Figure dataset records:

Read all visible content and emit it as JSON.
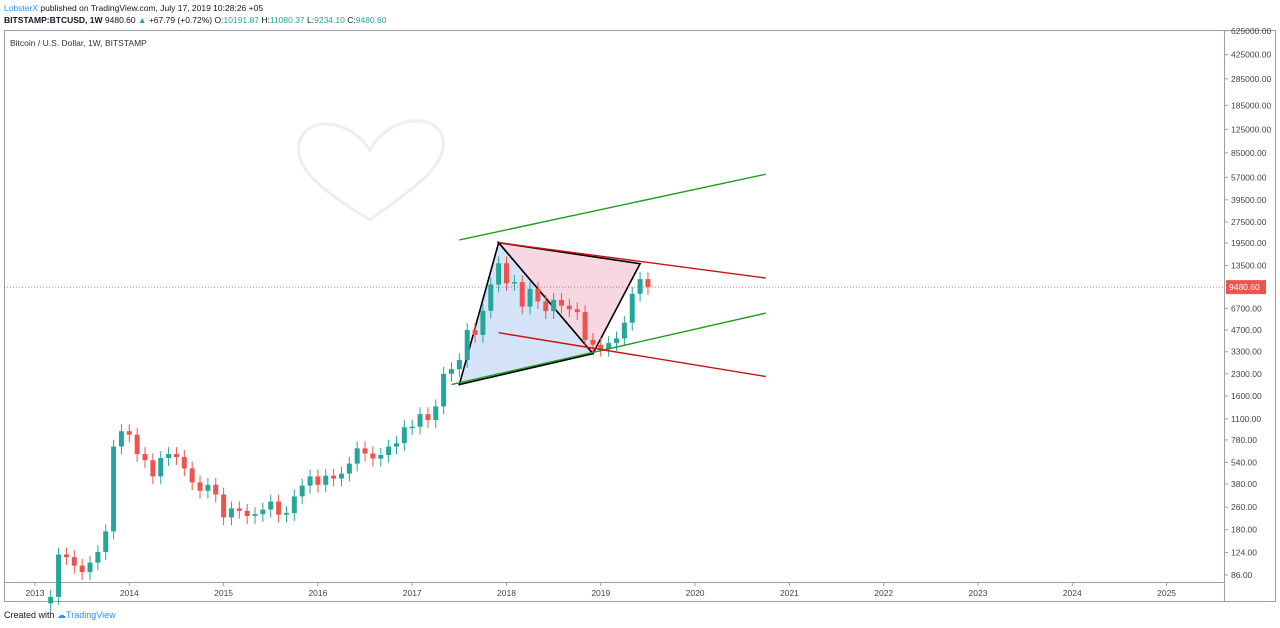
{
  "header": {
    "author": "LobsterX",
    "published_text": " published on TradingView.com, July 17, 2019 10:28:26 +05",
    "symbol": "BITSTAMP:BTCUSD, 1W",
    "last": "9480.60",
    "change": "+67.79 (+0.72%)",
    "o_label": "O:",
    "o_value": "10191.87",
    "h_label": "H:",
    "h_value": "11080.37",
    "l_label": "L:",
    "l_value": "9234.10",
    "c_label": "C:",
    "c_value": "9480.60"
  },
  "footer": {
    "created_with": "Created with",
    "brand": "TradingView"
  },
  "colors": {
    "up": "#26a69a",
    "down": "#ef5350",
    "channel_green": "#1e9e1e",
    "channel_red": "#cc1111",
    "triangle_blue": "#c5d9f5",
    "triangle_pink": "#f3c6d6",
    "price_line": "#ef5350"
  },
  "chart_data": {
    "type": "candlestick",
    "title": "Bitcoin / U.S. Dollar, 1W, BITSTAMP",
    "scale": "log",
    "y_ticks": [
      "625000.00",
      "425000.00",
      "285000.00",
      "185000.00",
      "125000.00",
      "85000.00",
      "57000.00",
      "39500.00",
      "27500.00",
      "19500.00",
      "13500.00",
      "9480.60",
      "6700.00",
      "4700.00",
      "3300.00",
      "2300.00",
      "1600.00",
      "1100.00",
      "780.00",
      "540.00",
      "380.00",
      "260.00",
      "180.00",
      "124.00",
      "86.00"
    ],
    "x_ticks": [
      "2013",
      "2014",
      "2015",
      "2016",
      "2017",
      "2018",
      "2019",
      "2020",
      "2021",
      "2022",
      "2023",
      "2024",
      "2025"
    ],
    "last_price": 9480.6,
    "series": [
      {
        "values": [
          [
            "2013-03",
            60
          ],
          [
            "2013-04",
            120
          ],
          [
            "2013-05",
            115
          ],
          [
            "2013-06",
            100
          ],
          [
            "2013-07",
            90
          ],
          [
            "2013-08",
            105
          ],
          [
            "2013-09",
            125
          ],
          [
            "2013-10",
            175
          ],
          [
            "2013-11",
            700
          ],
          [
            "2013-12",
            900
          ],
          [
            "2014-01",
            850
          ],
          [
            "2014-02",
            620
          ],
          [
            "2014-03",
            560
          ],
          [
            "2014-04",
            430
          ],
          [
            "2014-05",
            580
          ],
          [
            "2014-06",
            620
          ],
          [
            "2014-07",
            590
          ],
          [
            "2014-08",
            490
          ],
          [
            "2014-09",
            390
          ],
          [
            "2014-10",
            340
          ],
          [
            "2014-11",
            375
          ],
          [
            "2014-12",
            320
          ],
          [
            "2015-01",
            220
          ],
          [
            "2015-02",
            255
          ],
          [
            "2015-03",
            245
          ],
          [
            "2015-04",
            225
          ],
          [
            "2015-05",
            232
          ],
          [
            "2015-06",
            250
          ],
          [
            "2015-07",
            285
          ],
          [
            "2015-08",
            230
          ],
          [
            "2015-09",
            236
          ],
          [
            "2015-10",
            310
          ],
          [
            "2015-11",
            370
          ],
          [
            "2015-12",
            430
          ],
          [
            "2016-01",
            375
          ],
          [
            "2016-02",
            435
          ],
          [
            "2016-03",
            415
          ],
          [
            "2016-04",
            450
          ],
          [
            "2016-05",
            530
          ],
          [
            "2016-06",
            680
          ],
          [
            "2016-07",
            625
          ],
          [
            "2016-08",
            575
          ],
          [
            "2016-09",
            610
          ],
          [
            "2016-10",
            700
          ],
          [
            "2016-11",
            740
          ],
          [
            "2016-12",
            960
          ],
          [
            "2017-01",
            970
          ],
          [
            "2017-02",
            1190
          ],
          [
            "2017-03",
            1080
          ],
          [
            "2017-04",
            1350
          ],
          [
            "2017-05",
            2300
          ],
          [
            "2017-06",
            2480
          ],
          [
            "2017-07",
            2880
          ],
          [
            "2017-08",
            4700
          ],
          [
            "2017-09",
            4340
          ],
          [
            "2017-10",
            6450
          ],
          [
            "2017-11",
            9900
          ],
          [
            "2017-12",
            14000
          ],
          [
            "2018-01",
            10100
          ],
          [
            "2018-02",
            10300
          ],
          [
            "2018-03",
            6900
          ],
          [
            "2018-04",
            9200
          ],
          [
            "2018-05",
            7500
          ],
          [
            "2018-06",
            6400
          ],
          [
            "2018-07",
            7700
          ],
          [
            "2018-08",
            7000
          ],
          [
            "2018-09",
            6600
          ],
          [
            "2018-10",
            6300
          ],
          [
            "2018-11",
            4000
          ],
          [
            "2018-12",
            3700
          ],
          [
            "2019-01",
            3450
          ],
          [
            "2019-02",
            3800
          ],
          [
            "2019-03",
            4100
          ],
          [
            "2019-04",
            5300
          ],
          [
            "2019-05",
            8500
          ],
          [
            "2019-06",
            10800
          ],
          [
            "2019-07",
            9480.6
          ]
        ]
      }
    ],
    "annotations": {
      "channel_green_upper": [
        [
          "2017-07",
          20500
        ],
        [
          "2020-10",
          60000
        ]
      ],
      "channel_green_lower": [
        [
          "2017-06",
          1930
        ],
        [
          "2020-10",
          6200
        ]
      ],
      "channel_red_upper": [
        [
          "2017-12",
          19600
        ],
        [
          "2020-10",
          11000
        ]
      ],
      "channel_red_lower": [
        [
          "2017-12",
          4500
        ],
        [
          "2020-10",
          2200
        ]
      ],
      "triangle_points": [
        [
          "2017-07",
          1930
        ],
        [
          "2017-12",
          19600
        ],
        [
          "2018-12",
          3200
        ],
        [
          "2019-06",
          13900
        ]
      ]
    }
  }
}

* AIM
Each line that has the word "BITSTAMP" counts once. How many such lines are in the data? Give the number alone.

* RESULT BELOW
2